:: MATERIAL PROVIDED ::

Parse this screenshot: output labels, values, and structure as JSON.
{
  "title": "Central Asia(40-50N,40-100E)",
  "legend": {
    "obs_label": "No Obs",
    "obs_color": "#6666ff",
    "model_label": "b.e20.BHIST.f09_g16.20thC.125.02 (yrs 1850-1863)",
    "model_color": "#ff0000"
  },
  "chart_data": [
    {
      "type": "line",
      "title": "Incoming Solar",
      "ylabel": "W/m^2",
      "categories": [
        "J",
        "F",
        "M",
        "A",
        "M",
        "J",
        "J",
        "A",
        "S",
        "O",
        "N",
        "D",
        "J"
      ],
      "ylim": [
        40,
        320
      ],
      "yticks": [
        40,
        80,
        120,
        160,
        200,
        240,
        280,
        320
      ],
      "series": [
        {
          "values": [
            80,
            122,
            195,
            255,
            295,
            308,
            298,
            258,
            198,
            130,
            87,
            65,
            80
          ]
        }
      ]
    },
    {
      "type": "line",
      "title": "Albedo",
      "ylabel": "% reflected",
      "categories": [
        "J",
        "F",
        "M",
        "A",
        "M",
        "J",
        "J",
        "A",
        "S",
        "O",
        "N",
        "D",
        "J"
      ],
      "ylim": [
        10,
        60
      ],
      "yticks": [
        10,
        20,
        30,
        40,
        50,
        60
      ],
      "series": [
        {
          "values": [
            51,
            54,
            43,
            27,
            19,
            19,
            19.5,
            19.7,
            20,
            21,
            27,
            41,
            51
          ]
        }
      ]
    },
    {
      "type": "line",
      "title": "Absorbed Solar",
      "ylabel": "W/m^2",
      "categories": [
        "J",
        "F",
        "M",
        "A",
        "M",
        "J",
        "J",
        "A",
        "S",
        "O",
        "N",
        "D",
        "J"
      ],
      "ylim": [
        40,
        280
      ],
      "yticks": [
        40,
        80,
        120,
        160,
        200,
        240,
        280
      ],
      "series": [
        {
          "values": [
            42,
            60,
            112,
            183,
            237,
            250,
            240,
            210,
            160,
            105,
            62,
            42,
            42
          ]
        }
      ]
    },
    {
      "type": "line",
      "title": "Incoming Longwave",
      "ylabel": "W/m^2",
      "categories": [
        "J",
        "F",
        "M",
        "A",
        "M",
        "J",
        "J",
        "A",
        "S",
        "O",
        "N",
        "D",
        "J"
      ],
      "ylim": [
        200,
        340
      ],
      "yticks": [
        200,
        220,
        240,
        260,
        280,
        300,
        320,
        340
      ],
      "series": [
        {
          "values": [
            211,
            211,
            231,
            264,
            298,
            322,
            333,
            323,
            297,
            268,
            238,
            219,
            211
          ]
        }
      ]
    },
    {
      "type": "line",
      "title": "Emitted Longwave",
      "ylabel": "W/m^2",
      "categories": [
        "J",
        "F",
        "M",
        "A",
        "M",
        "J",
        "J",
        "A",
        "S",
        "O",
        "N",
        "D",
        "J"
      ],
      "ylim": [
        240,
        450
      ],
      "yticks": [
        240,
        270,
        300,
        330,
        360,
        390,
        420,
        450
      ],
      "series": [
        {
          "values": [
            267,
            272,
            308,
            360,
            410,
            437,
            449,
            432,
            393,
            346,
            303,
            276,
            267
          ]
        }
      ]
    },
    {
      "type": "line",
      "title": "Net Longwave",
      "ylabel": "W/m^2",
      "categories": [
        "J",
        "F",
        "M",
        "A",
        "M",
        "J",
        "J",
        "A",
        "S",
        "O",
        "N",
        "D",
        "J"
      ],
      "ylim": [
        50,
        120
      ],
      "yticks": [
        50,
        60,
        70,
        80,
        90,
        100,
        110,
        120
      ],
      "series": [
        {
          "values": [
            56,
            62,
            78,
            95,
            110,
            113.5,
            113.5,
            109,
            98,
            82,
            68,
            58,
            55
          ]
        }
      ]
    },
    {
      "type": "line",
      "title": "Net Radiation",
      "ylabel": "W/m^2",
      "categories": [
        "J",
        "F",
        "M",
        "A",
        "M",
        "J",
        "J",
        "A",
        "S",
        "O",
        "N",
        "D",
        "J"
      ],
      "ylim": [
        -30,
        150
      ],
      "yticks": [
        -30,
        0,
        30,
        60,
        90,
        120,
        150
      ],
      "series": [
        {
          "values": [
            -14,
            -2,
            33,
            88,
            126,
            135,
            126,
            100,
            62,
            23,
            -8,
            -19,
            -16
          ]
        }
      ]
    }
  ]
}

:::

_AIM:_ From the first line to the last, please quote the material above exactly.

_COMPLETE ANSWER:_
Parse this screenshot: output labels, values, and structure as JSON.
{
  "title": "Central Asia(40-50N,40-100E)",
  "legend": {
    "obs_label": "No Obs",
    "obs_color": "#6666ff",
    "model_label": "b.e20.BHIST.f09_g16.20thC.125.02 (yrs 1850-1863)",
    "model_color": "#ff0000"
  },
  "chart_data": [
    {
      "type": "line",
      "title": "Incoming Solar",
      "ylabel": "W/m^2",
      "categories": [
        "J",
        "F",
        "M",
        "A",
        "M",
        "J",
        "J",
        "A",
        "S",
        "O",
        "N",
        "D",
        "J"
      ],
      "ylim": [
        40,
        320
      ],
      "yticks": [
        40,
        80,
        120,
        160,
        200,
        240,
        280,
        320
      ],
      "series": [
        {
          "values": [
            80,
            122,
            195,
            255,
            295,
            308,
            298,
            258,
            198,
            130,
            87,
            65,
            80
          ]
        }
      ]
    },
    {
      "type": "line",
      "title": "Albedo",
      "ylabel": "% reflected",
      "categories": [
        "J",
        "F",
        "M",
        "A",
        "M",
        "J",
        "J",
        "A",
        "S",
        "O",
        "N",
        "D",
        "J"
      ],
      "ylim": [
        10,
        60
      ],
      "yticks": [
        10,
        20,
        30,
        40,
        50,
        60
      ],
      "series": [
        {
          "values": [
            51,
            54,
            43,
            27,
            19,
            19,
            19.5,
            19.7,
            20,
            21,
            27,
            41,
            51
          ]
        }
      ]
    },
    {
      "type": "line",
      "title": "Absorbed Solar",
      "ylabel": "W/m^2",
      "categories": [
        "J",
        "F",
        "M",
        "A",
        "M",
        "J",
        "J",
        "A",
        "S",
        "O",
        "N",
        "D",
        "J"
      ],
      "ylim": [
        40,
        280
      ],
      "yticks": [
        40,
        80,
        120,
        160,
        200,
        240,
        280
      ],
      "series": [
        {
          "values": [
            42,
            60,
            112,
            183,
            237,
            250,
            240,
            210,
            160,
            105,
            62,
            42,
            42
          ]
        }
      ]
    },
    {
      "type": "line",
      "title": "Incoming Longwave",
      "ylabel": "W/m^2",
      "categories": [
        "J",
        "F",
        "M",
        "A",
        "M",
        "J",
        "J",
        "A",
        "S",
        "O",
        "N",
        "D",
        "J"
      ],
      "ylim": [
        200,
        340
      ],
      "yticks": [
        200,
        220,
        240,
        260,
        280,
        300,
        320,
        340
      ],
      "series": [
        {
          "values": [
            211,
            211,
            231,
            264,
            298,
            322,
            333,
            323,
            297,
            268,
            238,
            219,
            211
          ]
        }
      ]
    },
    {
      "type": "line",
      "title": "Emitted Longwave",
      "ylabel": "W/m^2",
      "categories": [
        "J",
        "F",
        "M",
        "A",
        "M",
        "J",
        "J",
        "A",
        "S",
        "O",
        "N",
        "D",
        "J"
      ],
      "ylim": [
        240,
        450
      ],
      "yticks": [
        240,
        270,
        300,
        330,
        360,
        390,
        420,
        450
      ],
      "series": [
        {
          "values": [
            267,
            272,
            308,
            360,
            410,
            437,
            449,
            432,
            393,
            346,
            303,
            276,
            267
          ]
        }
      ]
    },
    {
      "type": "line",
      "title": "Net Longwave",
      "ylabel": "W/m^2",
      "categories": [
        "J",
        "F",
        "M",
        "A",
        "M",
        "J",
        "J",
        "A",
        "S",
        "O",
        "N",
        "D",
        "J"
      ],
      "ylim": [
        50,
        120
      ],
      "yticks": [
        50,
        60,
        70,
        80,
        90,
        100,
        110,
        120
      ],
      "series": [
        {
          "values": [
            56,
            62,
            78,
            95,
            110,
            113.5,
            113.5,
            109,
            98,
            82,
            68,
            58,
            55
          ]
        }
      ]
    },
    {
      "type": "line",
      "title": "Net Radiation",
      "ylabel": "W/m^2",
      "categories": [
        "J",
        "F",
        "M",
        "A",
        "M",
        "J",
        "J",
        "A",
        "S",
        "O",
        "N",
        "D",
        "J"
      ],
      "ylim": [
        -30,
        150
      ],
      "yticks": [
        -30,
        0,
        30,
        60,
        90,
        120,
        150
      ],
      "series": [
        {
          "values": [
            -14,
            -2,
            33,
            88,
            126,
            135,
            126,
            100,
            62,
            23,
            -8,
            -19,
            -16
          ]
        }
      ]
    }
  ]
}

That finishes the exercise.